Leave out the pictures and transcribe everything else exactly.

## [Material for this task]

= = =

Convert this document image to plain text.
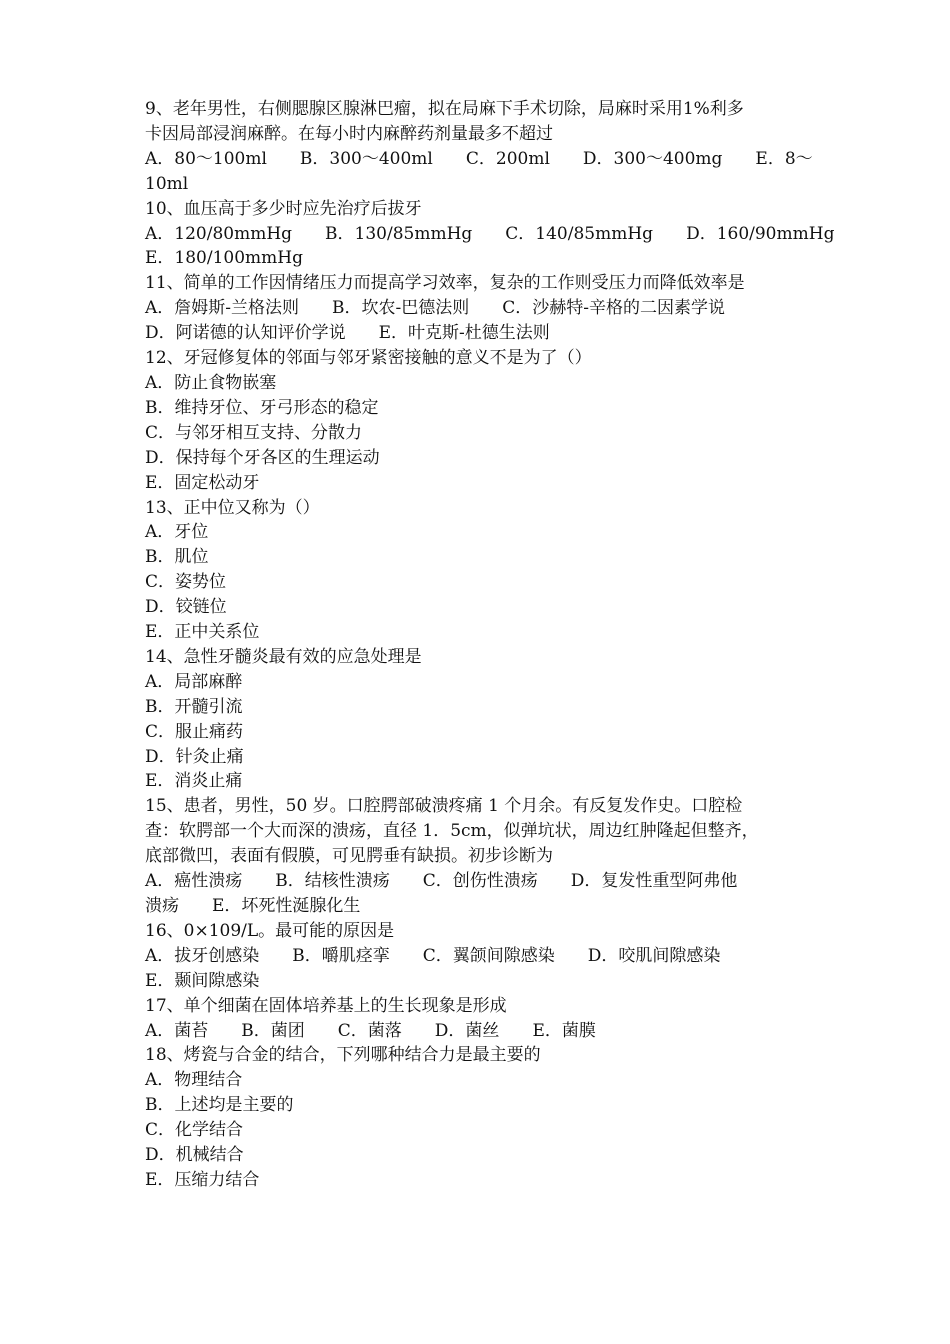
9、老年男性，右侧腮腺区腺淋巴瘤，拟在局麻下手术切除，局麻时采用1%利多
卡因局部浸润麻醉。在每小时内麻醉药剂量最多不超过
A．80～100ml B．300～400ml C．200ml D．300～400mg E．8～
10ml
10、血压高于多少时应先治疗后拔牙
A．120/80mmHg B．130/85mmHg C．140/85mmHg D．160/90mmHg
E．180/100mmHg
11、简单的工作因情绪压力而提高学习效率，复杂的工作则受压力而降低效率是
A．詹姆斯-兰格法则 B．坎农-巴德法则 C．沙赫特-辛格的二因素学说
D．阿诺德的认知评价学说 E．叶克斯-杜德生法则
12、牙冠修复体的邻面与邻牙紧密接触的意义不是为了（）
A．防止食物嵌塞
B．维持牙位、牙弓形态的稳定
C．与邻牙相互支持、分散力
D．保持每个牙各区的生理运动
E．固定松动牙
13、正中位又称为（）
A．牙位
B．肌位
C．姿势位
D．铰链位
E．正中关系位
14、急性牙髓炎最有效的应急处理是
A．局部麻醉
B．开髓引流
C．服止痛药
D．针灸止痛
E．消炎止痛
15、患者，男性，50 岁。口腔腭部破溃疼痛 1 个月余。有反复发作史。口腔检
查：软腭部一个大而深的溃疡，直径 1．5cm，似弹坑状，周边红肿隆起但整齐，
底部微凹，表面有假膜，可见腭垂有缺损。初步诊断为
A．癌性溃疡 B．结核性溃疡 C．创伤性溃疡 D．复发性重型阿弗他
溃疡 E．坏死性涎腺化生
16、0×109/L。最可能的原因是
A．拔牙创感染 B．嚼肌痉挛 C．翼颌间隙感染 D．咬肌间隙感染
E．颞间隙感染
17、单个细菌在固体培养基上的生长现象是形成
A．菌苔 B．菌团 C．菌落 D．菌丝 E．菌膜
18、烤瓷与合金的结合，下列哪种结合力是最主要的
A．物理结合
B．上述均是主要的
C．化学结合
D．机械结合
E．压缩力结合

= = =

## [Written response]
Convert this document image to plain text.
9、老年男性，右侧腮腺区腺淋巴瘤，拟在局麻下手术切除，局麻时采用1%利多
卡因局部浸润麻醉。在每小时内麻醉药剂量最多不超过
A．80～100ml B．300～400ml C．200ml D．300～400mg E．8～
10ml
10、血压高于多少时应先治疗后拔牙
A．120/80mmHg B．130/85mmHg C．140/85mmHg D．160/90mmHg
E．180/100mmHg
11、简单的工作因情绪压力而提高学习效率，复杂的工作则受压力而降低效率是
A．詹姆斯-兰格法则 B．坎农-巴德法则 C．沙赫特-辛格的二因素学说
D．阿诺德的认知评价学说 E．叶克斯-杜德生法则
12、牙冠修复体的邻面与邻牙紧密接触的意义不是为了（）
A．防止食物嵌塞
B．维持牙位、牙弓形态的稳定
C．与邻牙相互支持、分散力
D．保持每个牙各区的生理运动
E．固定松动牙
13、正中位又称为（）
A．牙位
B．肌位
C．姿势位
D．铰链位
E．正中关系位
14、急性牙髓炎最有效的应急处理是
A．局部麻醉
B．开髓引流
C．服止痛药
D．针灸止痛
E．消炎止痛
15、患者，男性，50 岁。口腔腭部破溃疼痛 1 个月余。有反复发作史。口腔检
查：软腭部一个大而深的溃疡，直径 1．5cm，似弹坑状，周边红肿隆起但整齐，
底部微凹，表面有假膜，可见腭垂有缺损。初步诊断为
A．癌性溃疡 B．结核性溃疡 C．创伤性溃疡 D．复发性重型阿弗他
溃疡 E．坏死性涎腺化生
16、0×109/L。最可能的原因是
A．拔牙创感染 B．嚼肌痉挛 C．翼颌间隙感染 D．咬肌间隙感染
E．颞间隙感染
17、单个细菌在固体培养基上的生长现象是形成
A．菌苔 B．菌团 C．菌落 D．菌丝 E．菌膜
18、烤瓷与合金的结合，下列哪种结合力是最主要的
A．物理结合
B．上述均是主要的
C．化学结合
D．机械结合
E．压缩力结合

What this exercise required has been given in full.